» Record list:
================================

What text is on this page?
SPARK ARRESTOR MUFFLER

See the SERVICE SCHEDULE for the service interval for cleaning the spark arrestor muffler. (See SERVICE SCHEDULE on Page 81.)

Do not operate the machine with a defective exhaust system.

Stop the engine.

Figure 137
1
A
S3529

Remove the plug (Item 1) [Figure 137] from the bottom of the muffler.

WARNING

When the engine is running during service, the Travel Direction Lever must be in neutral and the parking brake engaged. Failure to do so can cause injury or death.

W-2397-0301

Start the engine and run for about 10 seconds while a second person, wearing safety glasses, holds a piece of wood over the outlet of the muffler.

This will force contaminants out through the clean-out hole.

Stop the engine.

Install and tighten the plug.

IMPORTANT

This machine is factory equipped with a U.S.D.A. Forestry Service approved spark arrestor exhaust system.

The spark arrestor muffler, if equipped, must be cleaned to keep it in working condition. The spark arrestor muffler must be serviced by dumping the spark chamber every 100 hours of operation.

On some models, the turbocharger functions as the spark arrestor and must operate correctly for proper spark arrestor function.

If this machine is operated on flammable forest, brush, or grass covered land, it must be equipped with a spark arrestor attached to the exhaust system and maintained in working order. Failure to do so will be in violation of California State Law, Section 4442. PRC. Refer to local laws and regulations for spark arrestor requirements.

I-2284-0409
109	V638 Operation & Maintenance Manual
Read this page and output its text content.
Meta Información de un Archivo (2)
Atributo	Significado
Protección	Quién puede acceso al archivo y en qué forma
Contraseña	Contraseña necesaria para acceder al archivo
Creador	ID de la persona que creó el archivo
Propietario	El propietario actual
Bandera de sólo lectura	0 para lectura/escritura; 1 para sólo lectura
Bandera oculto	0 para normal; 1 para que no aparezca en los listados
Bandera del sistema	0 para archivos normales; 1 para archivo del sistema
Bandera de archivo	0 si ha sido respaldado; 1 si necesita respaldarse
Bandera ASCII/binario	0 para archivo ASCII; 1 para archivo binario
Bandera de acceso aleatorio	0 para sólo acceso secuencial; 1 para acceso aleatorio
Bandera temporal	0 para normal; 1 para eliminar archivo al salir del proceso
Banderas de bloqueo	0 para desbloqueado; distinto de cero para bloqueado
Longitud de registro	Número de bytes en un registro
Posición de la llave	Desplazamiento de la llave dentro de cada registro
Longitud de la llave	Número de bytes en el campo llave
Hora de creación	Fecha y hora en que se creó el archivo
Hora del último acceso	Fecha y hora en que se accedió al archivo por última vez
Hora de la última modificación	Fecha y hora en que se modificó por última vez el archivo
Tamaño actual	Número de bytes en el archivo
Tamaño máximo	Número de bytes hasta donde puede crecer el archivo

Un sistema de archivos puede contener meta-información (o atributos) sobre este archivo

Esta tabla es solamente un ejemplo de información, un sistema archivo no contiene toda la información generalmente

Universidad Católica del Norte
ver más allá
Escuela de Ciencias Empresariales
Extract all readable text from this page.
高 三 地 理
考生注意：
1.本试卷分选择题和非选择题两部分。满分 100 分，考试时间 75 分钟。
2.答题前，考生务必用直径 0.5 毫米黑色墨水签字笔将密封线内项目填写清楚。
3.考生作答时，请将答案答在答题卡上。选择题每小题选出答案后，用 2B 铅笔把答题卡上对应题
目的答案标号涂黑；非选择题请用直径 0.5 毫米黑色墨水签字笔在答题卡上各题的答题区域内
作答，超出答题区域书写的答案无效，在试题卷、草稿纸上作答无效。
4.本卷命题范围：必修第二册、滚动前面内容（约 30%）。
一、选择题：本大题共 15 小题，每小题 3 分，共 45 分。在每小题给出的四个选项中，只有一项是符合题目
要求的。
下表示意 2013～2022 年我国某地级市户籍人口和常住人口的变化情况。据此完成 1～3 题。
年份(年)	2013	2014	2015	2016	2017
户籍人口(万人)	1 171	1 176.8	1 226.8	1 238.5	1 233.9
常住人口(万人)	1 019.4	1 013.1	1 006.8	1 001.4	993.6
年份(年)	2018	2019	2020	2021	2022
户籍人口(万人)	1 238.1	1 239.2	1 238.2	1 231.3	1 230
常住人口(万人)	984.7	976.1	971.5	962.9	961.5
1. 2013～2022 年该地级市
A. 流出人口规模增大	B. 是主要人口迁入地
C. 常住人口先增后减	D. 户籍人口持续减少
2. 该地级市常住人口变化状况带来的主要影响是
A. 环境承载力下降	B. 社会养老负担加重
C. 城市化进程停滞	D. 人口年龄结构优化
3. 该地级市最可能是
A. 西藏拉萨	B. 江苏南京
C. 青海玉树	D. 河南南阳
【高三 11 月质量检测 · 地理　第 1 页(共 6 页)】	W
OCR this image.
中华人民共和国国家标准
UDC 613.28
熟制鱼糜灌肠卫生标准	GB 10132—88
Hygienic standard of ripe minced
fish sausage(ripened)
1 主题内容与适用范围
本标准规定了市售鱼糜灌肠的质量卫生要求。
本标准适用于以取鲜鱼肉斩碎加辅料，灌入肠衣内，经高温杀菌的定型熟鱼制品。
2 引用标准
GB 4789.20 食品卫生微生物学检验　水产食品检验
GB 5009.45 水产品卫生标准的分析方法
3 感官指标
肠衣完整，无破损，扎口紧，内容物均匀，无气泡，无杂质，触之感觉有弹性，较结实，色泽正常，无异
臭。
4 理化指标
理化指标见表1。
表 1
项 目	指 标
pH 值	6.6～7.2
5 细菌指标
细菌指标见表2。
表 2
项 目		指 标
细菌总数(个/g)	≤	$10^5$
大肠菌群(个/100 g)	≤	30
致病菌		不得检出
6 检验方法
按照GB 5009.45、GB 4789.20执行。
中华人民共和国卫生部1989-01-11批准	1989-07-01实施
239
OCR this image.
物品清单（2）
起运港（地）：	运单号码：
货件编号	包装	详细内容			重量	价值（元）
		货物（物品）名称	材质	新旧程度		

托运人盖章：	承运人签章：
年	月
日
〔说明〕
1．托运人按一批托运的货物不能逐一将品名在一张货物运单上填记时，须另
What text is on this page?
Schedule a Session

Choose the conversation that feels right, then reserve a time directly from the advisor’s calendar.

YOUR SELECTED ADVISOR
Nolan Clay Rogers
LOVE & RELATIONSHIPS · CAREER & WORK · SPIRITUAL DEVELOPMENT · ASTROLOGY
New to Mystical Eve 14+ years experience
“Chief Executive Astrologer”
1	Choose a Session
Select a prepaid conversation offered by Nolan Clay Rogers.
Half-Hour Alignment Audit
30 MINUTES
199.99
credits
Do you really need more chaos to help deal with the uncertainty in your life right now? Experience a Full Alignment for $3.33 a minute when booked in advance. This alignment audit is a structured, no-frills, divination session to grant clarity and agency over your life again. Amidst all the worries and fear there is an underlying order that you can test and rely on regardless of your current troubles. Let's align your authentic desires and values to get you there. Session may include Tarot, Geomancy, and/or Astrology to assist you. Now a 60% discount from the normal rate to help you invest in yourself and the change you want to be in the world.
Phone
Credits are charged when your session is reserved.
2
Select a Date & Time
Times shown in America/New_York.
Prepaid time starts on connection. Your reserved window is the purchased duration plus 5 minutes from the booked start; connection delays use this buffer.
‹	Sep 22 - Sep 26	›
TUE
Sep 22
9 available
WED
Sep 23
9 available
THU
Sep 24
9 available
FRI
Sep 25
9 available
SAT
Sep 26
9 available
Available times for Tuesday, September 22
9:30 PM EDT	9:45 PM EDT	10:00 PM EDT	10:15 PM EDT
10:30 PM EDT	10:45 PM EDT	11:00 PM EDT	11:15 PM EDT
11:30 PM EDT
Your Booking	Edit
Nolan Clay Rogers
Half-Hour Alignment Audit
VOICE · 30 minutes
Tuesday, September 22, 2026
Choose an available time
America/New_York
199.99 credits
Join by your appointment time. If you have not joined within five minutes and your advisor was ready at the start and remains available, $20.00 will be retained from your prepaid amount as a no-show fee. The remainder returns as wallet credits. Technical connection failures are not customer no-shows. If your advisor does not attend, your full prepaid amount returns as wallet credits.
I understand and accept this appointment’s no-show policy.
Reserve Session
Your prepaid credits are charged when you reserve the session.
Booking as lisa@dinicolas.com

================================

» Brief: Collect, from the material above, every line containing the word "acceso".

» Task answer:
Protección	Quién puede acceso al archivo y en qué forma
Bandera de acceso aleatorio	0 para sólo acceso secuencial; 1 para acceso aleatorio
Hora del último acceso	Fecha y hora en que se accedió al archivo por última vez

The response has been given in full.